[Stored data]
## begin
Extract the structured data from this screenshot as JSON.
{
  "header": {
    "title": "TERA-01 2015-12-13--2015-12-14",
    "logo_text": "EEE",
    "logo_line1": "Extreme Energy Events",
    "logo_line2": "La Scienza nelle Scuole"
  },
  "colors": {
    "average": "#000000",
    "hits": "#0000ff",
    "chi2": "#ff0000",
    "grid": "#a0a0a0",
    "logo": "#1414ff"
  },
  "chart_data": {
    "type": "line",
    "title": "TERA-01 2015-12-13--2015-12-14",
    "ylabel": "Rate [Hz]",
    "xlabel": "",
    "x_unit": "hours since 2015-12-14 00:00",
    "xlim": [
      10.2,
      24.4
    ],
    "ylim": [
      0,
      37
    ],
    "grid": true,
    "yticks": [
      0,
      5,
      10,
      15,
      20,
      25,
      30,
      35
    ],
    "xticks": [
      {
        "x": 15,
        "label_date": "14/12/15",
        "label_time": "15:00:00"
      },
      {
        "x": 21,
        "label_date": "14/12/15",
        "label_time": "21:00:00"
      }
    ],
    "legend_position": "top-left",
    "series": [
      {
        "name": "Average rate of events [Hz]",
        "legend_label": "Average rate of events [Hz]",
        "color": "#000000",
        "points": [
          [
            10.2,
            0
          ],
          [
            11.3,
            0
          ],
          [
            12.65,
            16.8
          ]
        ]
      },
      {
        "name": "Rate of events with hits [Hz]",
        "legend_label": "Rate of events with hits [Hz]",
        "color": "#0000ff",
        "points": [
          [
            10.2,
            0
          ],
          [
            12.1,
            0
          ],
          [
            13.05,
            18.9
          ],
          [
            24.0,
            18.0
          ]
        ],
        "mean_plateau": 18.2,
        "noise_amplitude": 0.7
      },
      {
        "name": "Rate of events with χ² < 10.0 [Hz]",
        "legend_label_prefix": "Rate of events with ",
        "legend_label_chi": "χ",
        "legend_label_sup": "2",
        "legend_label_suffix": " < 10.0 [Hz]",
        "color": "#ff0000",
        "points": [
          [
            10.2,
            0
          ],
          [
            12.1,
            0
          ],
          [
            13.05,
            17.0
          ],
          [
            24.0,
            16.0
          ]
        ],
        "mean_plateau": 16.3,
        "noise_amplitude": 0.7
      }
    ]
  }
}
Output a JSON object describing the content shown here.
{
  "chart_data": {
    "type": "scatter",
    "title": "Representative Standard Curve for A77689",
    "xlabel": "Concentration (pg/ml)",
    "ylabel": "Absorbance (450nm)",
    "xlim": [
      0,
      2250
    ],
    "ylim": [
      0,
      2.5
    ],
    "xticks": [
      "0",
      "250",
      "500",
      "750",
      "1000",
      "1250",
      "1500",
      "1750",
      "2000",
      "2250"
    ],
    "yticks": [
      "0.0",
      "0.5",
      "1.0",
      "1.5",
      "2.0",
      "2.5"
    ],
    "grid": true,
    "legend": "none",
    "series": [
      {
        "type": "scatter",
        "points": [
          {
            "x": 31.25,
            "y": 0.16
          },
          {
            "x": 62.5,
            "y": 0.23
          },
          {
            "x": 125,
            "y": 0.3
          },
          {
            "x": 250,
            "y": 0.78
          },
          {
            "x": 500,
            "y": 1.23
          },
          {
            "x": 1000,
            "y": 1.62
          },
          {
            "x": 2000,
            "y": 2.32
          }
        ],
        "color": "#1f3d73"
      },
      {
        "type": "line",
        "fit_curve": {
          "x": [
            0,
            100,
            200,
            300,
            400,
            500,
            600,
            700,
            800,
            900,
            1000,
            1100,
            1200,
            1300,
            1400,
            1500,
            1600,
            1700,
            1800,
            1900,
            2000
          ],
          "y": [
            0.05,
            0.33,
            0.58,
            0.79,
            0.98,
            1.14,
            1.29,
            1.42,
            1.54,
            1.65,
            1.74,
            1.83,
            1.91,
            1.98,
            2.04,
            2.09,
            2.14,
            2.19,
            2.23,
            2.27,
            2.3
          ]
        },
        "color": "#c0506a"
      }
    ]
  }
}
## end
** PROBLEM TO WORK ON **
From the listing above, pick out each line where the word "name" appears.

** FULL OUTPUT **
        "name": "Average rate of events [Hz]",
        "name": "Rate of events with hits [Hz]",
        "name": "Rate of events with χ² < 10.0 [Hz]",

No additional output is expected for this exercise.